## TASK REQUIREMENTS:
Pull every line containing the word "clock" from the records.

(Stored data)
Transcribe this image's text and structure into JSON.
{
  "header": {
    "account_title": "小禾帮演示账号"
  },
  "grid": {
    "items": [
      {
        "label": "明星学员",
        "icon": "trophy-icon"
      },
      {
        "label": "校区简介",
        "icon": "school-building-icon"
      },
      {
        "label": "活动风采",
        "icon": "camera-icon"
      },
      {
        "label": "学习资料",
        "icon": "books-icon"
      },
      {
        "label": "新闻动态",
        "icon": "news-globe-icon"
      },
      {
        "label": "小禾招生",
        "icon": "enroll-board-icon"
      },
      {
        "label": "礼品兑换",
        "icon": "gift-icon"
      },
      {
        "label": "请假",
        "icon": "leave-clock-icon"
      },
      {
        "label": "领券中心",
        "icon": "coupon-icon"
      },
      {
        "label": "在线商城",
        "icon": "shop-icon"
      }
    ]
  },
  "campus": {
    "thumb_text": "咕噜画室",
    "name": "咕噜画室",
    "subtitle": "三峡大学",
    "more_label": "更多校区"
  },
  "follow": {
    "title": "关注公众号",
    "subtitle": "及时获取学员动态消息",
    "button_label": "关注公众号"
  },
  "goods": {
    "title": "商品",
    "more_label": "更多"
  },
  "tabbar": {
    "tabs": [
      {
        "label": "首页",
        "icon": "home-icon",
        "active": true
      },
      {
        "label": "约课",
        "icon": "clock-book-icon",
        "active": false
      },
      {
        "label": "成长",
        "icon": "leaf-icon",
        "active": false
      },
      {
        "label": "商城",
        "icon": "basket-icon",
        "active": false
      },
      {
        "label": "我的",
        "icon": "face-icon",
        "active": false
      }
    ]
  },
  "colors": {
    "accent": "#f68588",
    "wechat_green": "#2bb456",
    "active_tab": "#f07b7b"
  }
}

## SOLUTION FOR THIS TASK:
        "icon": "leave-clock-icon"
        "icon": "clock-book-icon",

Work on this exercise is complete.